DATA LISTING:
━━━━

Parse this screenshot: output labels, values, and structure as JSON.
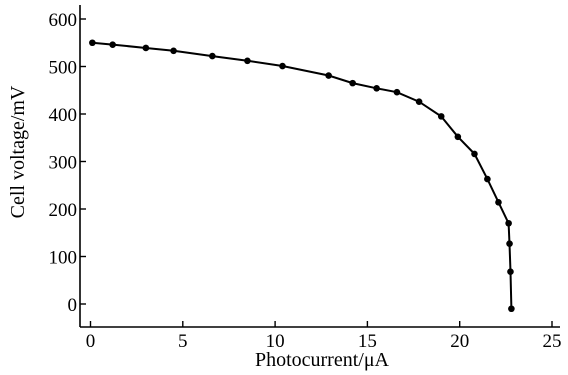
{
  "chart_data": {
    "type": "line",
    "xlabel": "Photocurrent/μA",
    "ylabel": "Cell voltage/mV",
    "xlim": [
      0,
      25
    ],
    "ylim": [
      -15,
      610
    ],
    "xticks": [
      0,
      5,
      10,
      15,
      20,
      25
    ],
    "yticks": [
      0,
      100,
      200,
      300,
      400,
      500,
      600
    ],
    "xtick_labels": [
      "0",
      "5",
      "10",
      "15",
      "20",
      "25"
    ],
    "ytick_labels": [
      "0",
      "100",
      "200",
      "300",
      "400",
      "500",
      "600"
    ],
    "grid": false,
    "series": [
      {
        "x": [
          0.1,
          1.2,
          3.0,
          4.5,
          6.6,
          8.5,
          10.4,
          12.9,
          14.2,
          15.5,
          16.6,
          17.8,
          19.0,
          19.9,
          20.8,
          21.5,
          22.1,
          22.65,
          22.7,
          22.75,
          22.8
        ],
        "y": [
          550,
          546,
          539,
          533,
          522,
          512,
          501,
          481,
          465,
          454,
          446,
          426,
          395,
          352,
          316,
          263,
          214,
          170,
          127,
          68,
          -10
        ]
      }
    ]
  }
}
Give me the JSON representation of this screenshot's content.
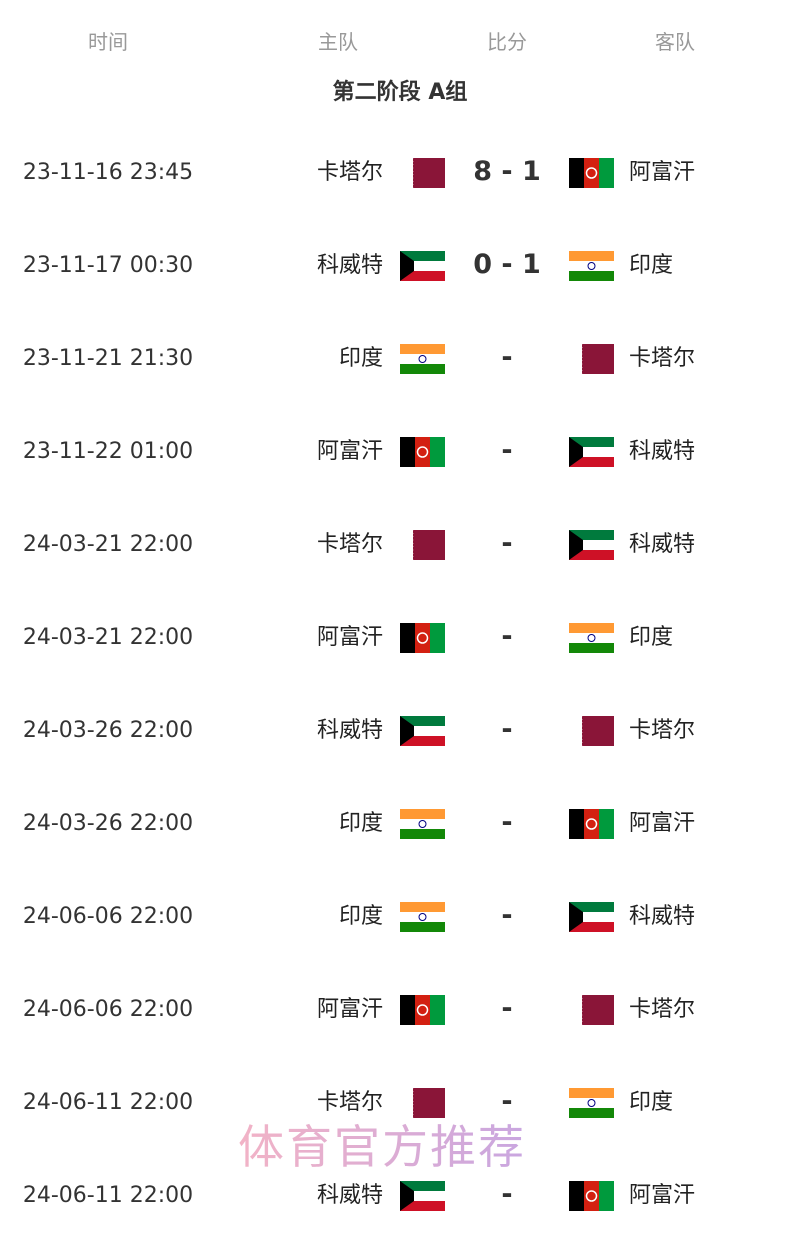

━━━━

THE EXERCISE:
Extract, from the listing above, every line where the string "this" occurs.

EXERCISE RESPONSE:
Parse this screenshot: output labels, values, and structure as JSON.
Give me the JSON representation of this screenshot's content.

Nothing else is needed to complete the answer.